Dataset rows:
━━━━━━━━
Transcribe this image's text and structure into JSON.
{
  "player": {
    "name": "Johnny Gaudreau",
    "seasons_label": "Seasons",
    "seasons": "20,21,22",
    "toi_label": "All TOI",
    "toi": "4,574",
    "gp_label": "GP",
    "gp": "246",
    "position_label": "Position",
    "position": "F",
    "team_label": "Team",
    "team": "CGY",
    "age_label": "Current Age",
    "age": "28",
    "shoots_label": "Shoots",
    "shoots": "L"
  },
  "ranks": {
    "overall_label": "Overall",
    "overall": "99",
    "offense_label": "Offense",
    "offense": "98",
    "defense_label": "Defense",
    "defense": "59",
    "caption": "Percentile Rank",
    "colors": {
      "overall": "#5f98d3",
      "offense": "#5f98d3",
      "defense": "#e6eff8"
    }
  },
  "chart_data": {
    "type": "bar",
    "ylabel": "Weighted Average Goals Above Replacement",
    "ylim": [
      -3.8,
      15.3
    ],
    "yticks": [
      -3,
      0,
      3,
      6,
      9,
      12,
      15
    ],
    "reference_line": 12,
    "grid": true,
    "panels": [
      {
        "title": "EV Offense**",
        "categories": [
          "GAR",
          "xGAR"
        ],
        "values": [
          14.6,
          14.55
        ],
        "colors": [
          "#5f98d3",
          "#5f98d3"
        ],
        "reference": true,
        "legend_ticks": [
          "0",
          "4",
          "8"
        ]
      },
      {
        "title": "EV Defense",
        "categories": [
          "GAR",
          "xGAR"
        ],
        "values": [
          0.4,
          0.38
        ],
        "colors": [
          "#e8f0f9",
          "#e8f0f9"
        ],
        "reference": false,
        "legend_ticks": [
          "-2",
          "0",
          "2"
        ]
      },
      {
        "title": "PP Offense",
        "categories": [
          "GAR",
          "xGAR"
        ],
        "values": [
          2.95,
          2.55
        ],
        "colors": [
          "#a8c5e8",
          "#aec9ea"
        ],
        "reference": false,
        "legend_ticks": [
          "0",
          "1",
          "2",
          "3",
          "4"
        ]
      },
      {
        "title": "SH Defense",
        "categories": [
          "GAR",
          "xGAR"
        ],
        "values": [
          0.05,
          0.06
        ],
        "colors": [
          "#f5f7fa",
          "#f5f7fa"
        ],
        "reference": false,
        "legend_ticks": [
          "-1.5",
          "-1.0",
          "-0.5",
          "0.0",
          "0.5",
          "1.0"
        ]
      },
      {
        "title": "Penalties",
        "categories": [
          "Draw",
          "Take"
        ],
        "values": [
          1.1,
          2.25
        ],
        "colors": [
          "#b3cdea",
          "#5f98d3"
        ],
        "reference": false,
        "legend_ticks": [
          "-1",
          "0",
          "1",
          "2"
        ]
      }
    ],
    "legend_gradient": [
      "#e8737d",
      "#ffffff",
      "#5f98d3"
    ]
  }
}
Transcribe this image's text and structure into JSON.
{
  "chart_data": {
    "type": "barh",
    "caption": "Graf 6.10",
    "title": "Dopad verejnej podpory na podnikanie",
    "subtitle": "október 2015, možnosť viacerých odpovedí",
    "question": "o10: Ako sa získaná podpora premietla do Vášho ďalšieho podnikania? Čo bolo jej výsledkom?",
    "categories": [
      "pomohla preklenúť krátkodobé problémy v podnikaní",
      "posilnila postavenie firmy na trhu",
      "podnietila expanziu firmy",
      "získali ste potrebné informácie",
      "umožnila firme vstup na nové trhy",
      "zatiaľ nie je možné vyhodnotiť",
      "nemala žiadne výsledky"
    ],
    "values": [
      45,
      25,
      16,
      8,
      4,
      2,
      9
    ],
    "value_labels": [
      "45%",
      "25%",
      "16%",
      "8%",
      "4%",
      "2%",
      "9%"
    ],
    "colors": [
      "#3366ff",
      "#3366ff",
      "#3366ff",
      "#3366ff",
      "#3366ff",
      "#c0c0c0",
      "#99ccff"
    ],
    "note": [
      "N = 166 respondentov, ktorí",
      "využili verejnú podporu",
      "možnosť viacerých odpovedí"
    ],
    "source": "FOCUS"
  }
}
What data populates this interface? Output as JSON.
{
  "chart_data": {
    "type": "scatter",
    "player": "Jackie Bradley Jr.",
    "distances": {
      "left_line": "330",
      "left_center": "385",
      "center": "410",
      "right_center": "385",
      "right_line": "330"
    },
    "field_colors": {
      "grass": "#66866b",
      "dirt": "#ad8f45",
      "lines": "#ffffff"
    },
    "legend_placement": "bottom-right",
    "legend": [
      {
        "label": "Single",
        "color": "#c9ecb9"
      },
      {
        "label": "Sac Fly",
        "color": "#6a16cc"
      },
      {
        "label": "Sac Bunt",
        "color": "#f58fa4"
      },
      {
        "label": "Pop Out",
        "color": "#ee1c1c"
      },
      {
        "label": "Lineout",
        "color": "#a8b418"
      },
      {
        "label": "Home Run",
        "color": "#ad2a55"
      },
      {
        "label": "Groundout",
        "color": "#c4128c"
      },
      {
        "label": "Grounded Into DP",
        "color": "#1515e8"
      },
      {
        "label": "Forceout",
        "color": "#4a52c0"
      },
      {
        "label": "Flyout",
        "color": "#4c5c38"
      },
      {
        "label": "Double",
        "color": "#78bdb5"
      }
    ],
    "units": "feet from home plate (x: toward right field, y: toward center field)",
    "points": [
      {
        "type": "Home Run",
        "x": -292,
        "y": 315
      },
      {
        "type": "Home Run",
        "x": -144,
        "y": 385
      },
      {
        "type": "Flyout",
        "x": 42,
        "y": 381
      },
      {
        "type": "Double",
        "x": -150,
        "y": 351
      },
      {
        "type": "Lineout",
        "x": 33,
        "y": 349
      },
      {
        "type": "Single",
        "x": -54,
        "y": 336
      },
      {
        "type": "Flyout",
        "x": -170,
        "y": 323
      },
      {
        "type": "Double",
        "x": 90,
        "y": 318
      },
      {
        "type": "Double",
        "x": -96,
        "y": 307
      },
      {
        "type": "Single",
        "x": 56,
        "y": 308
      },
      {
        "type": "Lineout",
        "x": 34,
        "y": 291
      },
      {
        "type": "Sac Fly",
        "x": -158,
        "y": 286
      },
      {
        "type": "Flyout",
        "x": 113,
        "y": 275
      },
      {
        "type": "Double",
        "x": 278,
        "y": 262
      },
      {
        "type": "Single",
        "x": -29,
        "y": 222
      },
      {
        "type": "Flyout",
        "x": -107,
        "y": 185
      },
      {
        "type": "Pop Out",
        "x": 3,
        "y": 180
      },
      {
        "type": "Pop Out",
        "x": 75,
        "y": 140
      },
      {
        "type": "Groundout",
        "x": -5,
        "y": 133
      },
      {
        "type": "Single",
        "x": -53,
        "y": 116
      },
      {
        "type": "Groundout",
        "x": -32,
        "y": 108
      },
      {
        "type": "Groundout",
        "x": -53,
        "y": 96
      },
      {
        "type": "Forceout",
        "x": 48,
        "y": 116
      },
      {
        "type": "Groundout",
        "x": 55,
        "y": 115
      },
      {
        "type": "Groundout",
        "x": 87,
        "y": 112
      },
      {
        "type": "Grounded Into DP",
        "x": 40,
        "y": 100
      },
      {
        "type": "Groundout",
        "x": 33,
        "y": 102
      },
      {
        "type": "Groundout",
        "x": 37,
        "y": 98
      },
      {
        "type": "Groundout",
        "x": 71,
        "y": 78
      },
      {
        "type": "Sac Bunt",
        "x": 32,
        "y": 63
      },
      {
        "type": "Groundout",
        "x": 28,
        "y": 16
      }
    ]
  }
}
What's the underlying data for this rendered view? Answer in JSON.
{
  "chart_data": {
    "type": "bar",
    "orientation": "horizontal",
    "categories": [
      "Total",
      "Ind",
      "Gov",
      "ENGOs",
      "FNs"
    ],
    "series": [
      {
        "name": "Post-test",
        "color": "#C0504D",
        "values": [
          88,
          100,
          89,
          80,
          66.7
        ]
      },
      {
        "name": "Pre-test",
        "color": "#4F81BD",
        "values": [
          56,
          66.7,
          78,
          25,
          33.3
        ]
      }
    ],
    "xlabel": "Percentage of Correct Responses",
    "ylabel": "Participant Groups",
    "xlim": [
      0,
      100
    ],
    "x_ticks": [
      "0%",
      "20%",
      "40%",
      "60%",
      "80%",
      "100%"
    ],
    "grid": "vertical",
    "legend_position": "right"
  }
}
━━━━━━━━
EXERCISE AIM:
Reproduce the lines word for word, starting at the one holding "What's the underlying" and ending at the final line of the material above.

RESPONSE TO THIS EXERCISE:
What's the underlying data for this rendered view? Answer in JSON.
{
  "chart_data": {
    "type": "bar",
    "orientation": "horizontal",
    "categories": [
      "Total",
      "Ind",
      "Gov",
      "ENGOs",
      "FNs"
    ],
    "series": [
      {
        "name": "Post-test",
        "color": "#C0504D",
        "values": [
          88,
          100,
          89,
          80,
          66.7
        ]
      },
      {
        "name": "Pre-test",
        "color": "#4F81BD",
        "values": [
          56,
          66.7,
          78,
          25,
          33.3
        ]
      }
    ],
    "xlabel": "Percentage of Correct Responses",
    "ylabel": "Participant Groups",
    "xlim": [
      0,
      100
    ],
    "x_ticks": [
      "0%",
      "20%",
      "40%",
      "60%",
      "80%",
      "100%"
    ],
    "grid": "vertical",
    "legend_position": "right"
  }
}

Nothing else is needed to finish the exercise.